◆ **SOURCE MATERIAL**:
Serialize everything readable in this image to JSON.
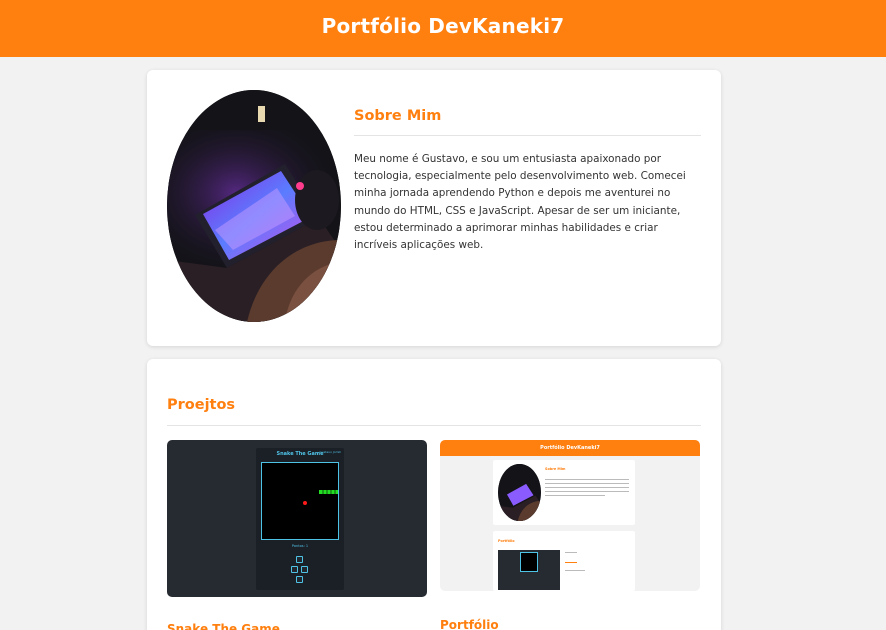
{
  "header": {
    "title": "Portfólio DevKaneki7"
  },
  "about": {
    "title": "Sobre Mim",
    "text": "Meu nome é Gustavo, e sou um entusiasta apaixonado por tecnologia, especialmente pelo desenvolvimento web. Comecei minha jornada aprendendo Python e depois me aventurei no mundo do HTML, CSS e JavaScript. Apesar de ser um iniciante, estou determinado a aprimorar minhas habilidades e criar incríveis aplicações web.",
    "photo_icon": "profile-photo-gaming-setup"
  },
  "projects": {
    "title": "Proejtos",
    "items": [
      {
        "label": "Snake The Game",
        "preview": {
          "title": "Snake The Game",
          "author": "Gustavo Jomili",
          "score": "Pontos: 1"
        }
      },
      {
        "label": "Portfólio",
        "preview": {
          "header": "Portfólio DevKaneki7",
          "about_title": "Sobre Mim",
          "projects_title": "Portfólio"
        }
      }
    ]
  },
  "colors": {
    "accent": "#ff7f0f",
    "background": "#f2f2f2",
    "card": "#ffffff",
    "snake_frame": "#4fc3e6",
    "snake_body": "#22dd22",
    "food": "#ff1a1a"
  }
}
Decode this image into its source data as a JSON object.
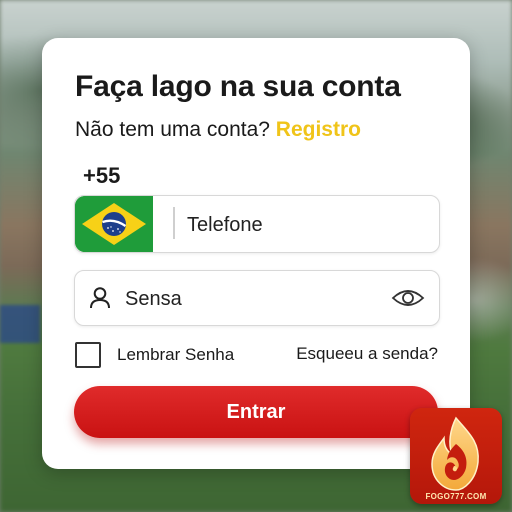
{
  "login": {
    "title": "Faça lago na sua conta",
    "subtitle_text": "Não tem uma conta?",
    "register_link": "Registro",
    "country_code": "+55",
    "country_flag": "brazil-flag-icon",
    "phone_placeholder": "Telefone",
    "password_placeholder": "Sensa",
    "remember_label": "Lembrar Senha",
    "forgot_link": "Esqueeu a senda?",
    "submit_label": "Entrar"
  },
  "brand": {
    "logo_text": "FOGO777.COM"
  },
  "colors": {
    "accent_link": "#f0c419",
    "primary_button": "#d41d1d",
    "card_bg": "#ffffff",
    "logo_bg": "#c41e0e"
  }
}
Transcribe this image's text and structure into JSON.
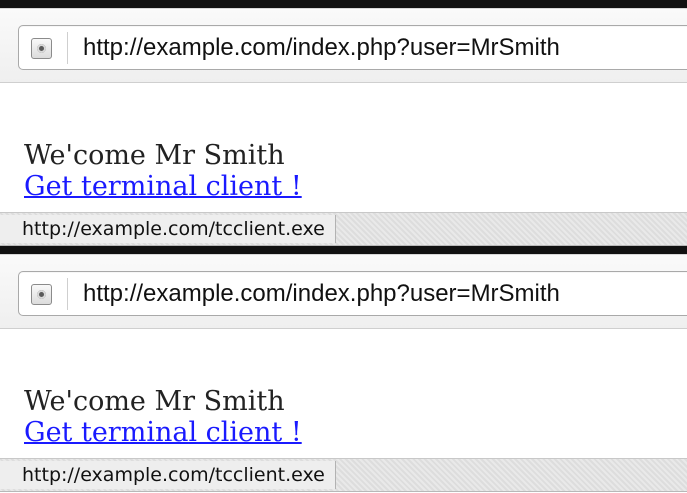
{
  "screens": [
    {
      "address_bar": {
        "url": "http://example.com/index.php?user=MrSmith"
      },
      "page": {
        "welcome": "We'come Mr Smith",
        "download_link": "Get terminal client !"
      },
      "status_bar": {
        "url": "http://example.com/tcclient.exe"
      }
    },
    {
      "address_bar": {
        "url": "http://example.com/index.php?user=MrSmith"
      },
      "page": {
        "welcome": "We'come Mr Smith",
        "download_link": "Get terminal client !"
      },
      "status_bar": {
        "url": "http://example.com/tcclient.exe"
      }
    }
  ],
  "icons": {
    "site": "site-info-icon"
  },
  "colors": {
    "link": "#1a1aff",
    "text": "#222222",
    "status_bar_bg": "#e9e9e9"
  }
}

==

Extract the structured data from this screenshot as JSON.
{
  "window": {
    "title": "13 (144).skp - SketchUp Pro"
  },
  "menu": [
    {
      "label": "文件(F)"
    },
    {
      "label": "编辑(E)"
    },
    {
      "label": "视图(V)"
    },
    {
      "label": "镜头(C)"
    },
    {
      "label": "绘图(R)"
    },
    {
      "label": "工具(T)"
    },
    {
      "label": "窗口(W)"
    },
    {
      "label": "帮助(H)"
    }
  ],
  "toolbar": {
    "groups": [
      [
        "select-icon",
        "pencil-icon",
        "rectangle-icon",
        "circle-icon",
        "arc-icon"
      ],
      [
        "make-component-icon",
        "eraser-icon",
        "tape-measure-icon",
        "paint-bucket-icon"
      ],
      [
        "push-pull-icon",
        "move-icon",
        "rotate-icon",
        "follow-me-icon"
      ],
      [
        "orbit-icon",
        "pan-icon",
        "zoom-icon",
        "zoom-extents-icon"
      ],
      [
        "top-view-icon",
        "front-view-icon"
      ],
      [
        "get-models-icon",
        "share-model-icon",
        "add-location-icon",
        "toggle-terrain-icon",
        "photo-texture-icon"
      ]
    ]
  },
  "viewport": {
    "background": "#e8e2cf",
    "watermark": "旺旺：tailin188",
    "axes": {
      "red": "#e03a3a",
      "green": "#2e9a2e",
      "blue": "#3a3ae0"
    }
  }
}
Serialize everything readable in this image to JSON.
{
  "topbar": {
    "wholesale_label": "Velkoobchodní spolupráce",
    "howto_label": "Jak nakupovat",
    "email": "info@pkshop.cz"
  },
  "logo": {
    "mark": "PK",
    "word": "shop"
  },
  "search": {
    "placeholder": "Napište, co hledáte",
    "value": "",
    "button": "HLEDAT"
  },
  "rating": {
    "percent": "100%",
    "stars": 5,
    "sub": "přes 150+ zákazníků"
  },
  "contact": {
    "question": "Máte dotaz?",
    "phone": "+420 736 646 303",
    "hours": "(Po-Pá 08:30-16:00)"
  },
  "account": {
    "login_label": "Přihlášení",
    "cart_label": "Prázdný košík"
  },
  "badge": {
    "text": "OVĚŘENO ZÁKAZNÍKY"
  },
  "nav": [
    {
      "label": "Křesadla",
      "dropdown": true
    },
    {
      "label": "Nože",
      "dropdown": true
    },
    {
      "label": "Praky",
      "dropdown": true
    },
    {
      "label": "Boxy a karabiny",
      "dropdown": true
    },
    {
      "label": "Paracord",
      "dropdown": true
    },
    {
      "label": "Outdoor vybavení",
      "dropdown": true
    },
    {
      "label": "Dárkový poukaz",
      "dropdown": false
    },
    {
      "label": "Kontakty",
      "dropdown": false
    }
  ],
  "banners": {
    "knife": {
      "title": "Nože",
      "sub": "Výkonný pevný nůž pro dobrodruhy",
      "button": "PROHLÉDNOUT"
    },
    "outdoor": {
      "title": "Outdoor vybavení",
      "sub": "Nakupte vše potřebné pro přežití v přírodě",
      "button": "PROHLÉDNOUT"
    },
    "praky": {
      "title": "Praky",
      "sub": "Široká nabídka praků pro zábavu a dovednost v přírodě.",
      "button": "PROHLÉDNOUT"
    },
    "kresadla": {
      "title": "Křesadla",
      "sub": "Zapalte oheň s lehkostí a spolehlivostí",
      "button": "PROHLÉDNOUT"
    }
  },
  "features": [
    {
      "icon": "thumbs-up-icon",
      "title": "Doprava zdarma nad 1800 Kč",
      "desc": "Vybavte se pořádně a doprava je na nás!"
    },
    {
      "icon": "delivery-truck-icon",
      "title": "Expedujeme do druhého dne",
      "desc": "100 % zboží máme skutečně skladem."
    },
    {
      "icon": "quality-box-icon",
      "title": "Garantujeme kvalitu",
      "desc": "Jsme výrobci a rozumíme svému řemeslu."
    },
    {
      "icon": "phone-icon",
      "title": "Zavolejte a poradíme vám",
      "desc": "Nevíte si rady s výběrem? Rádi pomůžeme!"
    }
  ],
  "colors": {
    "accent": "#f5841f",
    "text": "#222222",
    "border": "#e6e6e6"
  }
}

◆ **EXERCISE DIRECTIONS**:
From the data, collect all lines where the string "image" appears.

◆ **SOLUTION FOR THIS TASK**:
Serialize everything readable in this image to JSON.
Decode this image into its source data as a JSON object.
Transcribe this image's text and structure into JSON.
Serialize everything readable in this image to JSON.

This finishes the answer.